[BEGIN Records shown]

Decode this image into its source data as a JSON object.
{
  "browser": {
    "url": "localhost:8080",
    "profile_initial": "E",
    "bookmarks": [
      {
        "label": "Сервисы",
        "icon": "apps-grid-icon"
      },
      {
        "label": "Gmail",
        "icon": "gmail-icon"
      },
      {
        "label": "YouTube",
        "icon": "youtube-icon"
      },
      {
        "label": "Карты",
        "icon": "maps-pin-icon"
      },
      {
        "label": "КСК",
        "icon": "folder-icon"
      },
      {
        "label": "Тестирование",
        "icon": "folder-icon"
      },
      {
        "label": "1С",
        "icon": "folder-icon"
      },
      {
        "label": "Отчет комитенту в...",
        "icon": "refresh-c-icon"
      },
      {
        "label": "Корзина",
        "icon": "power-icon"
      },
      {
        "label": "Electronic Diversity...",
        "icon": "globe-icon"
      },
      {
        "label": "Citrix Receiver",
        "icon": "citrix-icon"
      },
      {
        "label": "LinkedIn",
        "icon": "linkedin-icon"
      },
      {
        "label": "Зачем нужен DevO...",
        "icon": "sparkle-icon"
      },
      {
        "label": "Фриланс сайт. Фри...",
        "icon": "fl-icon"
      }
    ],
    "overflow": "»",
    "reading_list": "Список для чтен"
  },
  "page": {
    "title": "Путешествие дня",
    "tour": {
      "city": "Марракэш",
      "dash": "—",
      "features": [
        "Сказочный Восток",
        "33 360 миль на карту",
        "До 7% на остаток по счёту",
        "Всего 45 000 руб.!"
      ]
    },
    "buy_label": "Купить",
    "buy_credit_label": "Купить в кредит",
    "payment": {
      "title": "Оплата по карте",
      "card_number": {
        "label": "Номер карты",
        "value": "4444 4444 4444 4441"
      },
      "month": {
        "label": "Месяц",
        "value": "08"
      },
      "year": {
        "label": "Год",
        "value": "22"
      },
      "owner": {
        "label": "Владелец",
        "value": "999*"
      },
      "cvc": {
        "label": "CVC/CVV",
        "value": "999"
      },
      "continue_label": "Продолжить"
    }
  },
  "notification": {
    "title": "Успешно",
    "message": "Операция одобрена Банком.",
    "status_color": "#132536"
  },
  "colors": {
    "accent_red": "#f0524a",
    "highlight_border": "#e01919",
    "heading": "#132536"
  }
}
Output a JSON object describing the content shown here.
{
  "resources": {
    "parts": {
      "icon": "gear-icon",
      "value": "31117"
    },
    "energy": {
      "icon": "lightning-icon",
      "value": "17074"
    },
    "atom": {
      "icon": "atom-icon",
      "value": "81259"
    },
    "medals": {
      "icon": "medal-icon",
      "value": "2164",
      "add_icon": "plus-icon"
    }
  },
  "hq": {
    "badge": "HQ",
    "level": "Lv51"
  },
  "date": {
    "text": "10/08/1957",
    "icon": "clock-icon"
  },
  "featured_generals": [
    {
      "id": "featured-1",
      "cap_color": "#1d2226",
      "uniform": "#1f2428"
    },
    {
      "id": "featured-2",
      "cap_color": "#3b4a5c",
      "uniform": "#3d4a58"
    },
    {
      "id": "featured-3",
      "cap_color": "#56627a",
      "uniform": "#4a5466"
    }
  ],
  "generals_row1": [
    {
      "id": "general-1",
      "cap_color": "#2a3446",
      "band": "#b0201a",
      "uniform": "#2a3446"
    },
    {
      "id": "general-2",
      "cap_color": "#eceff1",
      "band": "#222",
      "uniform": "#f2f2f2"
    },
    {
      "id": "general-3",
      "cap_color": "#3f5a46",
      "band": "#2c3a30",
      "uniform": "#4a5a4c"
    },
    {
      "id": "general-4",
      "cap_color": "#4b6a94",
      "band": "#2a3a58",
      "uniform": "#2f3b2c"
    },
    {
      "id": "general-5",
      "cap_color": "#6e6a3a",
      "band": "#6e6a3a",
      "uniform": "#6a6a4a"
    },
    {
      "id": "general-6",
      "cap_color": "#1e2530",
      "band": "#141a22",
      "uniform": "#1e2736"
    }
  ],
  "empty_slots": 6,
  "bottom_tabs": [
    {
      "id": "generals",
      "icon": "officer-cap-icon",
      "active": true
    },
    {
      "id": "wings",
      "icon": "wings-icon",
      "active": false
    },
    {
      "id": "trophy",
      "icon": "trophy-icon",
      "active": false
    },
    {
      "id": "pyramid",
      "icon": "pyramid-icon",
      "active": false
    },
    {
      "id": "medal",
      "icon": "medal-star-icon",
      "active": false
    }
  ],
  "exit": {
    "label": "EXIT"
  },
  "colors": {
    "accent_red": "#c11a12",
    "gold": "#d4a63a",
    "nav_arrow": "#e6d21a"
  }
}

[END Records shown]

§ Problem description
Every entry should be printed again exactly as it stands.

§ Problem solution
Decode this image into its source data as a JSON object.
{
  "browser": {
    "url": "localhost:8080",
    "profile_initial": "E",
    "bookmarks": [
      {
        "label": "Сервисы",
        "icon": "apps-grid-icon"
      },
      {
        "label": "Gmail",
        "icon": "gmail-icon"
      },
      {
        "label": "YouTube",
        "icon": "youtube-icon"
      },
      {
        "label": "Карты",
        "icon": "maps-pin-icon"
      },
      {
        "label": "КСК",
        "icon": "folder-icon"
      },
      {
        "label": "Тестирование",
        "icon": "folder-icon"
      },
      {
        "label": "1С",
        "icon": "folder-icon"
      },
      {
        "label": "Отчет комитенту в...",
        "icon": "refresh-c-icon"
      },
      {
        "label": "Корзина",
        "icon": "power-icon"
      },
      {
        "label": "Electronic Diversity...",
        "icon": "globe-icon"
      },
      {
        "label": "Citrix Receiver",
        "icon": "citrix-icon"
      },
      {
        "label": "LinkedIn",
        "icon": "linkedin-icon"
      },
      {
        "label": "Зачем нужен DevO...",
        "icon": "sparkle-icon"
      },
      {
        "label": "Фриланс сайт. Фри...",
        "icon": "fl-icon"
      }
    ],
    "overflow": "»",
    "reading_list": "Список для чтен"
  },
  "page": {
    "title": "Путешествие дня",
    "tour": {
      "city": "Марракэш",
      "dash": "—",
      "features": [
        "Сказочный Восток",
        "33 360 миль на карту",
        "До 7% на остаток по счёту",
        "Всего 45 000 руб.!"
      ]
    },
    "buy_label": "Купить",
    "buy_credit_label": "Купить в кредит",
    "payment": {
      "title": "Оплата по карте",
      "card_number": {
        "label": "Номер карты",
        "value": "4444 4444 4444 4441"
      },
      "month": {
        "label": "Месяц",
        "value": "08"
      },
      "year": {
        "label": "Год",
        "value": "22"
      },
      "owner": {
        "label": "Владелец",
        "value": "999*"
      },
      "cvc": {
        "label": "CVC/CVV",
        "value": "999"
      },
      "continue_label": "Продолжить"
    }
  },
  "notification": {
    "title": "Успешно",
    "message": "Операция одобрена Банком.",
    "status_color": "#132536"
  },
  "colors": {
    "accent_red": "#f0524a",
    "highlight_border": "#e01919",
    "heading": "#132536"
  }
}
Output a JSON object describing the content shown here.
{
  "resources": {
    "parts": {
      "icon": "gear-icon",
      "value": "31117"
    },
    "energy": {
      "icon": "lightning-icon",
      "value": "17074"
    },
    "atom": {
      "icon": "atom-icon",
      "value": "81259"
    },
    "medals": {
      "icon": "medal-icon",
      "value": "2164",
      "add_icon": "plus-icon"
    }
  },
  "hq": {
    "badge": "HQ",
    "level": "Lv51"
  },
  "date": {
    "text": "10/08/1957",
    "icon": "clock-icon"
  },
  "featured_generals": [
    {
      "id": "featured-1",
      "cap_color": "#1d2226",
      "uniform": "#1f2428"
    },
    {
      "id": "featured-2",
      "cap_color": "#3b4a5c",
      "uniform": "#3d4a58"
    },
    {
      "id": "featured-3",
      "cap_color": "#56627a",
      "uniform": "#4a5466"
    }
  ],
  "generals_row1": [
    {
      "id": "general-1",
      "cap_color": "#2a3446",
      "band": "#b0201a",
      "uniform": "#2a3446"
    },
    {
      "id": "general-2",
      "cap_color": "#eceff1",
      "band": "#222",
      "uniform": "#f2f2f2"
    },
    {
      "id": "general-3",
      "cap_color": "#3f5a46",
      "band": "#2c3a30",
      "uniform": "#4a5a4c"
    },
    {
      "id": "general-4",
      "cap_color": "#4b6a94",
      "band": "#2a3a58",
      "uniform": "#2f3b2c"
    },
    {
      "id": "general-5",
      "cap_color": "#6e6a3a",
      "band": "#6e6a3a",
      "uniform": "#6a6a4a"
    },
    {
      "id": "general-6",
      "cap_color": "#1e2530",
      "band": "#141a22",
      "uniform": "#1e2736"
    }
  ],
  "empty_slots": 6,
  "bottom_tabs": [
    {
      "id": "generals",
      "icon": "officer-cap-icon",
      "active": true
    },
    {
      "id": "wings",
      "icon": "wings-icon",
      "active": false
    },
    {
      "id": "trophy",
      "icon": "trophy-icon",
      "active": false
    },
    {
      "id": "pyramid",
      "icon": "pyramid-icon",
      "active": false
    },
    {
      "id": "medal",
      "icon": "medal-star-icon",
      "active": false
    }
  ],
  "exit": {
    "label": "EXIT"
  },
  "colors": {
    "accent_red": "#c11a12",
    "gold": "#d4a63a",
    "nav_arrow": "#e6d21a"
  }
}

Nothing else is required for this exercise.